__DATA TO USE__:

- - - - -

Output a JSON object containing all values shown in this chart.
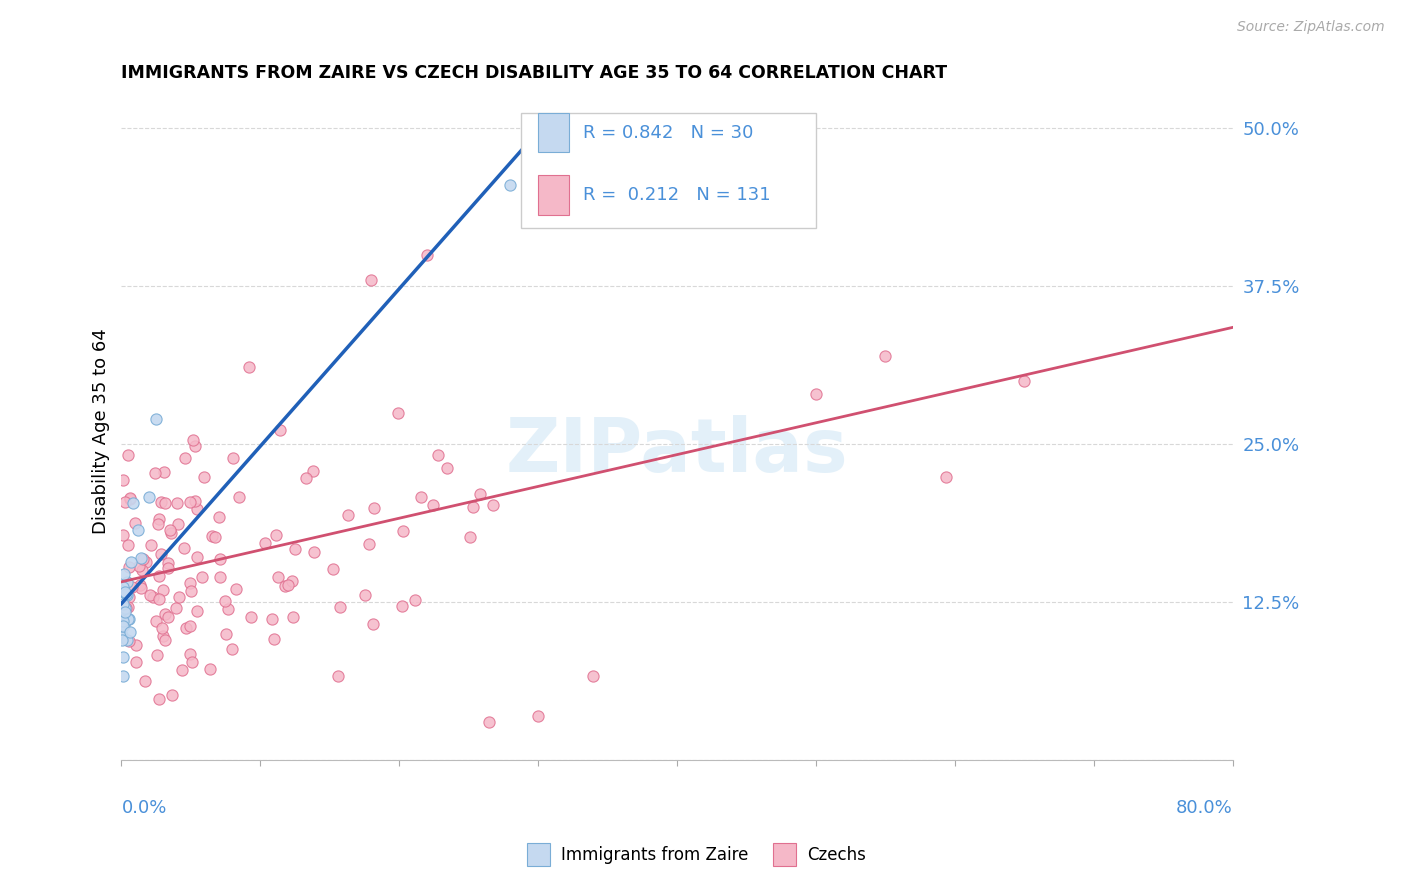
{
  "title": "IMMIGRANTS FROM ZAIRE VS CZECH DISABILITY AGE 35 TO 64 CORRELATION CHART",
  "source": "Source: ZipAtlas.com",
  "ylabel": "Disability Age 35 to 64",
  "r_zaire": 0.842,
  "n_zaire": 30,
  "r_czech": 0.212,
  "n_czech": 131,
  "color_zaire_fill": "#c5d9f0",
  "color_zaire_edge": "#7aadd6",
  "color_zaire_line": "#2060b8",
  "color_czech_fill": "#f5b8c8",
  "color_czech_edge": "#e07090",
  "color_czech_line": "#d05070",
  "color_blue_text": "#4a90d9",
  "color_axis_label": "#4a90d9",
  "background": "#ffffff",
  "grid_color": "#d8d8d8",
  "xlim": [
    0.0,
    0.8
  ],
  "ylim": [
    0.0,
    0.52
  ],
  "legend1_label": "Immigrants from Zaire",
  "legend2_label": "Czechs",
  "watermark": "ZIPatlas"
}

- - - - -

Copy every entry exactly as written. Pictures are excluded.

__ANSWER FOR THE TASK__:
Output a JSON object containing all values shown in this chart.
{
  "title": "IMMIGRANTS FROM ZAIRE VS CZECH DISABILITY AGE 35 TO 64 CORRELATION CHART",
  "source": "Source: ZipAtlas.com",
  "ylabel": "Disability Age 35 to 64",
  "r_zaire": 0.842,
  "n_zaire": 30,
  "r_czech": 0.212,
  "n_czech": 131,
  "color_zaire_fill": "#c5d9f0",
  "color_zaire_edge": "#7aadd6",
  "color_zaire_line": "#2060b8",
  "color_czech_fill": "#f5b8c8",
  "color_czech_edge": "#e07090",
  "color_czech_line": "#d05070",
  "color_blue_text": "#4a90d9",
  "color_axis_label": "#4a90d9",
  "background": "#ffffff",
  "grid_color": "#d8d8d8",
  "xlim": [
    0.0,
    0.8
  ],
  "ylim": [
    0.0,
    0.52
  ],
  "legend1_label": "Immigrants from Zaire",
  "legend2_label": "Czechs",
  "watermark": "ZIPatlas"
}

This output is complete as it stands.